### What is expected
Write the data below out exactly as it stands. Do not include the pictures.

### Input records
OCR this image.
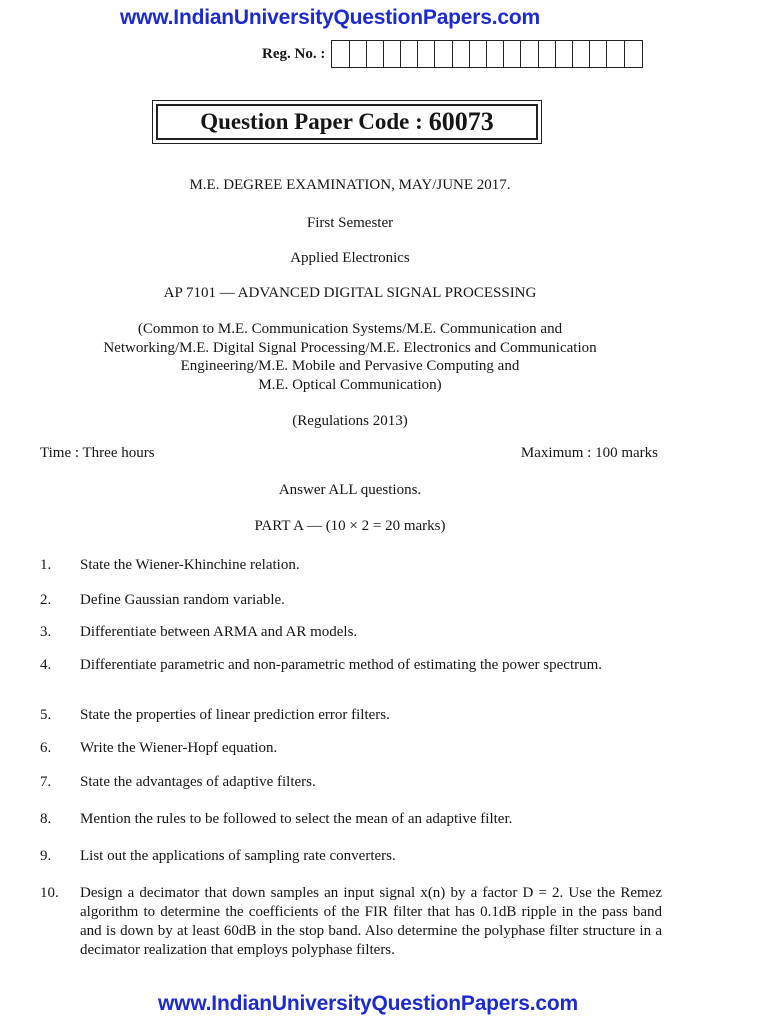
www.IndianUniversityQuestionPapers.com
Reg. No. :
Question Paper Code : 60073
M.E. DEGREE EXAMINATION, MAY/JUNE 2017.
First Semester
Applied Electronics
AP 7101 — ADVANCED DIGITAL SIGNAL PROCESSING
(Common to M.E. Communication Systems/M.E. Communication and
Networking/M.E. Digital Signal Processing/M.E. Electronics and Communication
Engineering/M.E. Mobile and Pervasive Computing and
M.E. Optical Communication)
(Regulations 2013)
Time : Three hours	Maximum : 100 marks
Answer ALL questions.
PART A — (10 × 2 = 20 marks)
1.	State the Wiener-Khinchine relation.
2.	Define Gaussian random variable.
3.	Differentiate between ARMA and AR models.
4.	Differentiate parametric and non-parametric method of estimating the power spectrum.
5.	State the properties of linear prediction error filters.
6.	Write the Wiener-Hopf equation.
7.	State the advantages of adaptive filters.
8.	Mention the rules to be followed to select the mean of an adaptive filter.
9.	List out the applications of sampling rate converters.
10.	Design a decimator that down samples an input signal x(n) by a factor D = 2. Use the Remez algorithm to determine the coefficients of the FIR filter that has 0.1dB ripple in the pass band and is down by at least 60dB in the stop band. Also determine the polyphase filter structure in a decimator realization that employs polyphase filters.
www.IndianUniversityQuestionPapers.com
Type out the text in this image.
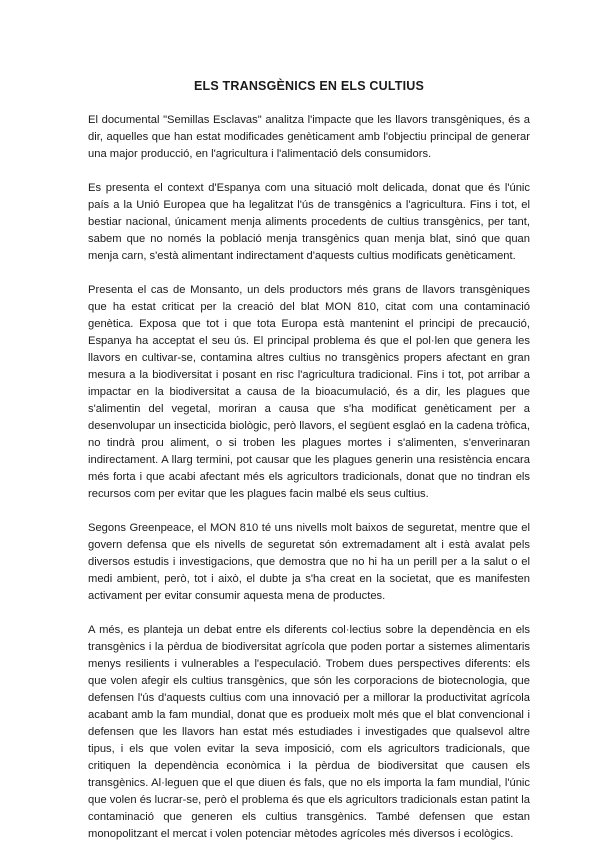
ELS TRANSGÈNICS EN ELS CULTIUS

El documental "Semillas Esclavas" analitza l'impacte que les llavors transgèniques, és a dir, aquelles que han estat modificades genèticament amb l'objectiu principal de generar una major producció, en l'agricultura i l'alimentació dels consumidors.

Es presenta el context d'Espanya com una situació molt delicada, donat que és l'únic país a la Unió Europea que ha legalitzat l'ús de transgènics a l'agricultura. Fins i tot, el bestiar nacional, únicament menja aliments procedents de cultius transgènics, per tant, sabem que no només la població menja transgènics quan menja blat, sinó que quan menja carn, s'està alimentant indirectament d'aquests cultius modificats genèticament.

Presenta el cas de Monsanto, un dels productors més grans de llavors transgèniques que ha estat criticat per la creació del blat MON 810, citat com una contaminació genètica. Exposa que tot i que tota Europa està mantenint el principi de precaució, Espanya ha acceptat el seu ús. El principal problema és que el pol·len que genera les llavors en cultivar-se, contamina altres cultius no transgènics propers afectant en gran mesura a la biodiversitat i posant en risc l'agricultura tradicional. Fins i tot, pot arribar a impactar en la biodiversitat a causa de la bioacumulació, és a dir, les plagues que s'alimentin del vegetal, moriran a causa que s'ha modificat genèticament per a desenvolupar un insecticida biològic, però llavors, el següent esglaó en la cadena tròfica, no tindrà prou aliment, o si troben les plagues mortes i s'alimenten, s'enverinaran indirectament. A llarg termini, pot causar que les plagues generin una resistència encara més forta i que acabi afectant més els agricultors tradicionals, donat que no tindran els recursos com per evitar que les plagues facin malbé els seus cultius.

Segons Greenpeace, el MON 810 té uns nivells molt baixos de seguretat, mentre que el govern defensa que els nivells de seguretat són extremadament alt i està avalat pels diversos estudis i investigacions, que demostra que no hi ha un perill per a la salut o el medi ambient, però, tot i això, el dubte ja s'ha creat en la societat, que es manifesten activament per evitar consumir aquesta mena de productes.

A més, es planteja un debat entre els diferents col·lectius sobre la dependència en els transgènics i la pèrdua de biodiversitat agrícola que poden portar a sistemes alimentaris menys resilients i vulnerables a l'especulació. Trobem dues perspectives diferents: els que volen afegir els cultius transgènics, que són les corporacions de biotecnologia, que defensen l'ús d'aquests cultius com una innovació per a millorar la productivitat agrícola acabant amb la fam mundial, donat que es produeix molt més que el blat convencional i defensen que les llavors han estat més estudiades i investigades que qualsevol altre tipus, i els que volen evitar la seva imposició, com els agricultors tradicionals, que critiquen la dependència econòmica i la pèrdua de biodiversitat que causen els transgènics. Al·leguen que el que diuen és fals, que no els importa la fam mundial, l'únic que volen és lucrar-se, però el problema és que els agricultors tradicionals estan patint la contaminació que generen els cultius transgènics. També defensen que estan monopolitzant el mercat i volen potenciar mètodes agrícoles més diversos i ecològics.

### Result
OCR this image.
www.IndianUniversityQuestionPapers.com
Reg. No. :
Question Paper Code : 60073
M.E. DEGREE EXAMINATION, MAY/JUNE 2017.
First Semester
Applied Electronics
AP 7101 — ADVANCED DIGITAL SIGNAL PROCESSING
(Common to M.E. Communication Systems/M.E. Communication and
Networking/M.E. Digital Signal Processing/M.E. Electronics and Communication
Engineering/M.E. Mobile and Pervasive Computing and
M.E. Optical Communication)
(Regulations 2013)
Time : Three hours	Maximum : 100 marks
Answer ALL questions.
PART A — (10 × 2 = 20 marks)
1.	State the Wiener-Khinchine relation.
2.	Define Gaussian random variable.
3.	Differentiate between ARMA and AR models.
4.	Differentiate parametric and non-parametric method of estimating the power spectrum.
5.	State the properties of linear prediction error filters.
6.	Write the Wiener-Hopf equation.
7.	State the advantages of adaptive filters.
8.	Mention the rules to be followed to select the mean of an adaptive filter.
9.	List out the applications of sampling rate converters.
10.	Design a decimator that down samples an input signal x(n) by a factor D = 2. Use the Remez algorithm to determine the coefficients of the FIR filter that has 0.1dB ripple in the pass band and is down by at least 60dB in the stop band. Also determine the polyphase filter structure in a decimator realization that employs polyphase filters.
www.IndianUniversityQuestionPapers.com
Type out the text in this image.
ELS TRANSGÈNICS EN ELS CULTIUS

El documental "Semillas Esclavas" analitza l'impacte que les llavors transgèniques, és a dir, aquelles que han estat modificades genèticament amb l'objectiu principal de generar una major producció, en l'agricultura i l'alimentació dels consumidors.

Es presenta el context d'Espanya com una situació molt delicada, donat que és l'únic país a la Unió Europea que ha legalitzat l'ús de transgènics a l'agricultura. Fins i tot, el bestiar nacional, únicament menja aliments procedents de cultius transgènics, per tant, sabem que no només la població menja transgènics quan menja blat, sinó que quan menja carn, s'està alimentant indirectament d'aquests cultius modificats genèticament.

Presenta el cas de Monsanto, un dels productors més grans de llavors transgèniques que ha estat criticat per la creació del blat MON 810, citat com una contaminació genètica. Exposa que tot i que tota Europa està mantenint el principi de precaució, Espanya ha acceptat el seu ús. El principal problema és que el pol·len que genera les llavors en cultivar-se, contamina altres cultius no transgènics propers afectant en gran mesura a la biodiversitat i posant en risc l'agricultura tradicional. Fins i tot, pot arribar a impactar en la biodiversitat a causa de la bioacumulació, és a dir, les plagues que s'alimentin del vegetal, moriran a causa que s'ha modificat genèticament per a desenvolupar un insecticida biològic, però llavors, el següent esglaó en la cadena tròfica, no tindrà prou aliment, o si troben les plagues mortes i s'alimenten, s'enverinaran indirectament. A llarg termini, pot causar que les plagues generin una resistència encara més forta i que acabi afectant més els agricultors tradicionals, donat que no tindran els recursos com per evitar que les plagues facin malbé els seus cultius.

Segons Greenpeace, el MON 810 té uns nivells molt baixos de seguretat, mentre que el govern defensa que els nivells de seguretat són extremadament alt i està avalat pels diversos estudis i investigacions, que demostra que no hi ha un perill per a la salut o el medi ambient, però, tot i això, el dubte ja s'ha creat en la societat, que es manifesten activament per evitar consumir aquesta mena de productes.

A més, es planteja un debat entre els diferents col·lectius sobre la dependència en els transgènics i la pèrdua de biodiversitat agrícola que poden portar a sistemes alimentaris menys resilients i vulnerables a l'especulació. Trobem dues perspectives diferents: els que volen afegir els cultius transgènics, que són les corporacions de biotecnologia, que defensen l'ús d'aquests cultius com una innovació per a millorar la productivitat agrícola acabant amb la fam mundial, donat que es produeix molt més que el blat convencional i defensen que les llavors han estat més estudiades i investigades que qualsevol altre tipus, i els que volen evitar la seva imposició, com els agricultors tradicionals, que critiquen la dependència econòmica i la pèrdua de biodiversitat que causen els transgènics. Al·leguen que el que diuen és fals, que no els importa la fam mundial, l'únic que volen és lucrar-se, però el problema és que els agricultors tradicionals estan patint la contaminació que generen els cultius transgènics. També defensen que estan monopolitzant el mercat i volen potenciar mètodes agrícoles més diversos i ecològics.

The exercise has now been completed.